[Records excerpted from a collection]
★ ★ ★

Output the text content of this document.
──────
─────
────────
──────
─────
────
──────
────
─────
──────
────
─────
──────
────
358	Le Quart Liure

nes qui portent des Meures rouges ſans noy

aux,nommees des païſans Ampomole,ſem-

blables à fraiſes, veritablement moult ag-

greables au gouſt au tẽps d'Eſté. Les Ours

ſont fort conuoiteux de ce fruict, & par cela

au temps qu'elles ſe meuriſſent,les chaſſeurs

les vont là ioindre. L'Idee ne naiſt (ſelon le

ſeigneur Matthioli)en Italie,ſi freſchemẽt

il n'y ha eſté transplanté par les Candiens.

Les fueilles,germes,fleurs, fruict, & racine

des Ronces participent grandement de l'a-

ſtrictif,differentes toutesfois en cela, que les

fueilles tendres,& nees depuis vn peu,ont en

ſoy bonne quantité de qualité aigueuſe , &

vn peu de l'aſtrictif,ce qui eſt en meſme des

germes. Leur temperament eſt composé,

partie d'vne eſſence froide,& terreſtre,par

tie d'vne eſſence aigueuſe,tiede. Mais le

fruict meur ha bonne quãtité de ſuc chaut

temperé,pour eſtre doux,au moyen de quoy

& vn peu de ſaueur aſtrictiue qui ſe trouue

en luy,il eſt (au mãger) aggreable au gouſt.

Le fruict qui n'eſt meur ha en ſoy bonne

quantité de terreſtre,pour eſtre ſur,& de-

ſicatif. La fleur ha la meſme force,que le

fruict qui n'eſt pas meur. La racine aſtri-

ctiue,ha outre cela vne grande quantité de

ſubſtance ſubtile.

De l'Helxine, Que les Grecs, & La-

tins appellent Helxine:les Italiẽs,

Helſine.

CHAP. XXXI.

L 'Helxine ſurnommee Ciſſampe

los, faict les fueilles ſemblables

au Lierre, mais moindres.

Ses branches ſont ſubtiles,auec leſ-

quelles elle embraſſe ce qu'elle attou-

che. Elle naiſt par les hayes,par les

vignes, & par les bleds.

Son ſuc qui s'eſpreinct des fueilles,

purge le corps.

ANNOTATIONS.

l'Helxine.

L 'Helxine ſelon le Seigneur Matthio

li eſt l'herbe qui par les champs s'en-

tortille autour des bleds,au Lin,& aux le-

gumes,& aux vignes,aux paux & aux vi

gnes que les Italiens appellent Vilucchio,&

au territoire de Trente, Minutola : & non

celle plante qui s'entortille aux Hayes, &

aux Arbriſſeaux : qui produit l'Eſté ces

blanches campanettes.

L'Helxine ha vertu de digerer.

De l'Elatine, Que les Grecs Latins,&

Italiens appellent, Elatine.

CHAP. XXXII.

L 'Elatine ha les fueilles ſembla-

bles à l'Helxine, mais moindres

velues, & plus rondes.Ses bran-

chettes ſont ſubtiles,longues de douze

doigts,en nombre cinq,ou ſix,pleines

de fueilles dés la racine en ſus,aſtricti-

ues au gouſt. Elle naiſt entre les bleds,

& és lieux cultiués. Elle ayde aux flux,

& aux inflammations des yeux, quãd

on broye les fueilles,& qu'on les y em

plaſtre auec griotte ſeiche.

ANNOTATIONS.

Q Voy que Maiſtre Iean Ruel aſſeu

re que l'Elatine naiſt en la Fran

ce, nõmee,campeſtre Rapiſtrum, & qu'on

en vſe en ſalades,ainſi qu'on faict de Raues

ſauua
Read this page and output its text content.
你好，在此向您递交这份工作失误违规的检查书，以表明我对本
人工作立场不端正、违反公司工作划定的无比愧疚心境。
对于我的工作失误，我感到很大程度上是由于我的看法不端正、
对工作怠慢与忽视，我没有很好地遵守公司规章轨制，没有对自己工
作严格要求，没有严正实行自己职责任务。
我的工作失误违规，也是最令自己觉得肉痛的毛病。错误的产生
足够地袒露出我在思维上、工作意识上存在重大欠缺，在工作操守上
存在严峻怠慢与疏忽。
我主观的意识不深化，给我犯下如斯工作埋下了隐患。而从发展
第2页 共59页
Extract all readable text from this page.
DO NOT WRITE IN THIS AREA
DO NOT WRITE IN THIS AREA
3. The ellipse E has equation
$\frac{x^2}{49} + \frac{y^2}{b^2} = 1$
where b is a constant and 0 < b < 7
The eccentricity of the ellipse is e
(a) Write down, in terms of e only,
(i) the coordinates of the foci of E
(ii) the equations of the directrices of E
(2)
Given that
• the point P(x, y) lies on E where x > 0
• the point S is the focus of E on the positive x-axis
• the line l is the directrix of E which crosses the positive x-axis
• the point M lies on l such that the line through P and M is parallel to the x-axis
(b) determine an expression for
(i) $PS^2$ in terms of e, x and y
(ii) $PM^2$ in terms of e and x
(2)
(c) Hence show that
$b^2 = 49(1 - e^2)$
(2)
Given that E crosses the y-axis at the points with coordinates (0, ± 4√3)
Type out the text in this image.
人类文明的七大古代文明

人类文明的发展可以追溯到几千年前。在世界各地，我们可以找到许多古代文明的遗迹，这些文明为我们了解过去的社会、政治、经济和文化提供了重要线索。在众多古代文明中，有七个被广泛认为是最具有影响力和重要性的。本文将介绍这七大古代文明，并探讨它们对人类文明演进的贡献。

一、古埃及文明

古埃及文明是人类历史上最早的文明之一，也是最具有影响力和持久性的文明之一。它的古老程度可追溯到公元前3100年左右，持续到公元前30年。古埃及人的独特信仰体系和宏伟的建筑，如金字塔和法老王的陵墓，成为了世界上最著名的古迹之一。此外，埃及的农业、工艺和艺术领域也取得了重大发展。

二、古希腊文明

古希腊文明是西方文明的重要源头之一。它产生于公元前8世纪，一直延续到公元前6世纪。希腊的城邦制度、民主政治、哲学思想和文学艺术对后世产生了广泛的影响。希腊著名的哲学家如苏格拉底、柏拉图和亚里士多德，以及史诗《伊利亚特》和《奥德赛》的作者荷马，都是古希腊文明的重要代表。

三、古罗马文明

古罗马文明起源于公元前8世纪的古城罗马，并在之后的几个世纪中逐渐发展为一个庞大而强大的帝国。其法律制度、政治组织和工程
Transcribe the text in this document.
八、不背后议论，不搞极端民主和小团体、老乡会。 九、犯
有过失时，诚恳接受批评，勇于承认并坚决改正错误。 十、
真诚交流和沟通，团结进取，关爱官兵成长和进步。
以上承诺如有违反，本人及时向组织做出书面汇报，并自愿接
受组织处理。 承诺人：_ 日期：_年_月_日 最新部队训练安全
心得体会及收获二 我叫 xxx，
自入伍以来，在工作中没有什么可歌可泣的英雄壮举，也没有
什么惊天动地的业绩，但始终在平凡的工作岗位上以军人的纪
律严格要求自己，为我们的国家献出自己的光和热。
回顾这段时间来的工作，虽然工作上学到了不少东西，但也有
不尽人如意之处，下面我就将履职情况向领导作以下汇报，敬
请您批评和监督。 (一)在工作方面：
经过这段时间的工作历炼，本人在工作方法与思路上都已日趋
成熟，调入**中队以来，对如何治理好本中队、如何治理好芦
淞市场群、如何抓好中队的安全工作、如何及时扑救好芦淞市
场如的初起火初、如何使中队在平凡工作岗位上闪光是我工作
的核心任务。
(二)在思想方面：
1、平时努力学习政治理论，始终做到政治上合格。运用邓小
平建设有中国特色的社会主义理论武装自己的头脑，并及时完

★ ★ ★

AIM OF THE EXERCISE - Lines containing the word "ſont" must all be returned from the material above.

ANSWER TO THE EXERCISE -
ſont fort conuoiteux de ce fruict, & par cela
Ses branches ſont ſubtiles,auec leſ-
chettes ſont ſubtiles,longues de douze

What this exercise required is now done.